Work instructions
Without omitting anything, return the records precisely as given.
+++ Given records
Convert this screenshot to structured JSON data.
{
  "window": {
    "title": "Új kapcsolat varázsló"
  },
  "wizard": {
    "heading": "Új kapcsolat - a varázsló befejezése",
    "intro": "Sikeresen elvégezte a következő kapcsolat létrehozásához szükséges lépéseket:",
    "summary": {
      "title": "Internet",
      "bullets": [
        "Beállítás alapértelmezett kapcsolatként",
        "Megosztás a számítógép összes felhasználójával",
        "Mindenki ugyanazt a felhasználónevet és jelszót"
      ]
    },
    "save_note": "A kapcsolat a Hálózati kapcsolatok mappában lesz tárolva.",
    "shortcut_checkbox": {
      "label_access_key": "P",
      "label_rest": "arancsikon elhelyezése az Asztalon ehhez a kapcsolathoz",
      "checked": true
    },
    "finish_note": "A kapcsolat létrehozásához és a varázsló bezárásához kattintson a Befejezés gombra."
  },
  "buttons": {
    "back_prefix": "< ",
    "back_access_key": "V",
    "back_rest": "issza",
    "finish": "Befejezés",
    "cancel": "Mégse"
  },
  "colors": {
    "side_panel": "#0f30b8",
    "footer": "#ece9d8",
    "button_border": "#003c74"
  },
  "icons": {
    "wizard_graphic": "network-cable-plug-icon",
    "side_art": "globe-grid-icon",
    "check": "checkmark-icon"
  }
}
++++++
The response
Convert this screenshot to structured JSON data.
{
  "window": {
    "title": "Új kapcsolat varázsló"
  },
  "wizard": {
    "heading": "Új kapcsolat - a varázsló befejezése",
    "intro": "Sikeresen elvégezte a következő kapcsolat létrehozásához szükséges lépéseket:",
    "summary": {
      "title": "Internet",
      "bullets": [
        "Beállítás alapértelmezett kapcsolatként",
        "Megosztás a számítógép összes felhasználójával",
        "Mindenki ugyanazt a felhasználónevet és jelszót"
      ]
    },
    "save_note": "A kapcsolat a Hálózati kapcsolatok mappában lesz tárolva.",
    "shortcut_checkbox": {
      "label_access_key": "P",
      "label_rest": "arancsikon elhelyezése az Asztalon ehhez a kapcsolathoz",
      "checked": true
    },
    "finish_note": "A kapcsolat létrehozásához és a varázsló bezárásához kattintson a Befejezés gombra."
  },
  "buttons": {
    "back_prefix": "< ",
    "back_access_key": "V",
    "back_rest": "issza",
    "finish": "Befejezés",
    "cancel": "Mégse"
  },
  "colors": {
    "side_panel": "#0f30b8",
    "footer": "#ece9d8",
    "button_border": "#003c74"
  },
  "icons": {
    "wizard_graphic": "network-cable-plug-icon",
    "side_art": "globe-grid-icon",
    "check": "checkmark-icon"
  }
}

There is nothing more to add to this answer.